For the records that follow, return only the count of lines containing the string "Novosibirsk".

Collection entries
[BEGIN]

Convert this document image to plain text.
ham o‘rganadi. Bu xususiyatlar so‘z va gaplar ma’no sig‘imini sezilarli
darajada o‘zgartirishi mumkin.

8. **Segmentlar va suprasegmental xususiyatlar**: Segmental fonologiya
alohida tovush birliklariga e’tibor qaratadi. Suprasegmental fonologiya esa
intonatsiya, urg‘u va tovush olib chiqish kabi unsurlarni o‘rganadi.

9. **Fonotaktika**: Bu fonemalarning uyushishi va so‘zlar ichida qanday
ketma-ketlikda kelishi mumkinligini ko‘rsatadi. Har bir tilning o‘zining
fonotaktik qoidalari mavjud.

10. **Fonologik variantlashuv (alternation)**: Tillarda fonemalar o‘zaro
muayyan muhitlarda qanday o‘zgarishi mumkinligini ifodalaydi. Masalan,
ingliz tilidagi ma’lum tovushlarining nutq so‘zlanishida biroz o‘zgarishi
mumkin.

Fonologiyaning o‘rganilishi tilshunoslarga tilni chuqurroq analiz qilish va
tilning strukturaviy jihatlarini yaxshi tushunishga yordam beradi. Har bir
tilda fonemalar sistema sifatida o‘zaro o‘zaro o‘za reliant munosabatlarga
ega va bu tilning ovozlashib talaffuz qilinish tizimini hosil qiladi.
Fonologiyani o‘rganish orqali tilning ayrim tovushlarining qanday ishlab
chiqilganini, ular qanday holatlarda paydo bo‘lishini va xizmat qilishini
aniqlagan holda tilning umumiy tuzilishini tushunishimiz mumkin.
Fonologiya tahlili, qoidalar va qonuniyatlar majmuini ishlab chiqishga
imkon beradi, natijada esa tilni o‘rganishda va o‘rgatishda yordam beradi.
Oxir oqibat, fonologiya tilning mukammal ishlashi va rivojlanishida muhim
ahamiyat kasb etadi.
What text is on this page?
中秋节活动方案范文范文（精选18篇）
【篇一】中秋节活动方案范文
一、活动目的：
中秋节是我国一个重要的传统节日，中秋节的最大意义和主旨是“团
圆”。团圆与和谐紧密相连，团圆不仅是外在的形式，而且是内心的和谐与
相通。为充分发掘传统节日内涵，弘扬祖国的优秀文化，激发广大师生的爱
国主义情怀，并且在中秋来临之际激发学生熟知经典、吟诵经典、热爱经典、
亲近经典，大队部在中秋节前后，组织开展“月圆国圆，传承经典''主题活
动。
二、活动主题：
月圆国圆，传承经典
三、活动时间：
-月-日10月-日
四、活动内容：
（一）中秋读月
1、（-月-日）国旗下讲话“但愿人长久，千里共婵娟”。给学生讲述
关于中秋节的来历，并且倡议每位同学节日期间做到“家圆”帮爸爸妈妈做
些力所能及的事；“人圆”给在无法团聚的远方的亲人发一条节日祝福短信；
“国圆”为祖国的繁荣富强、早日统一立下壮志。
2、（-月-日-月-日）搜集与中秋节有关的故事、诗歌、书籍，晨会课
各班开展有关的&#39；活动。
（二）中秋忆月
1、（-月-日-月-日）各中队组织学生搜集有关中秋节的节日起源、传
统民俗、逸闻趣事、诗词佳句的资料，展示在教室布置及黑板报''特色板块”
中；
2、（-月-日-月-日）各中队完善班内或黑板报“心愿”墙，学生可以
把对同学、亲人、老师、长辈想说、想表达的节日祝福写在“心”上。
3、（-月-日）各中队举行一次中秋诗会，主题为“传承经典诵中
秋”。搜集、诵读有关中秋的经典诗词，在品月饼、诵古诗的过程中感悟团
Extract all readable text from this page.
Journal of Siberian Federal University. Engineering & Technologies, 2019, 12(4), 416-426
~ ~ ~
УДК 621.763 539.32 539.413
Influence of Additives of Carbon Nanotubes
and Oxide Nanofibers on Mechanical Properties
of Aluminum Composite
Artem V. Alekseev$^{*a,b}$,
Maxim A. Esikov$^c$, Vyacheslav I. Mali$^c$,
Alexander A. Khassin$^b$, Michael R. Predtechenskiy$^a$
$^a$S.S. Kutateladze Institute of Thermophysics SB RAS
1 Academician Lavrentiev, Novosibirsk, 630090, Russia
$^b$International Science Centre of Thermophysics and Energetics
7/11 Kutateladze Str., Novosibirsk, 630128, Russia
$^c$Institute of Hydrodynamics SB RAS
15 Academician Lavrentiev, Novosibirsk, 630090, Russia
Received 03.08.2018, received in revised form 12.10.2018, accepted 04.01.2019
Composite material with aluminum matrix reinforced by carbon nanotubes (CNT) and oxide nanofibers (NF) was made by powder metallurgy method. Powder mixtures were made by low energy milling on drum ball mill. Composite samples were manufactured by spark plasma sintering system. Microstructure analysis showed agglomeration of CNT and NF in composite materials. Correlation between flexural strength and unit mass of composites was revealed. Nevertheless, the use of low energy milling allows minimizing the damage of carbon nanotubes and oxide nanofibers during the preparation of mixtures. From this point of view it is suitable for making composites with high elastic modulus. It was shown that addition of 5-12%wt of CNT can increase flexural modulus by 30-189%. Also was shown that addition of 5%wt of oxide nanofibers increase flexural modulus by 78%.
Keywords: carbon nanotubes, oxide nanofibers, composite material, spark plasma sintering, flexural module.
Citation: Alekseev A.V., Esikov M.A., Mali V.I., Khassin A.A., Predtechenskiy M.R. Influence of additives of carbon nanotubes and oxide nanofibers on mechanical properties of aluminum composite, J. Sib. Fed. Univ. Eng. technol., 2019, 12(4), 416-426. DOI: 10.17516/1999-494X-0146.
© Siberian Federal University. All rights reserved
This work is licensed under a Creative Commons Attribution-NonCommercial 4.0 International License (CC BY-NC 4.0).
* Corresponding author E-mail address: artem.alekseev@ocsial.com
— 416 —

[END]

- _Correct response_
3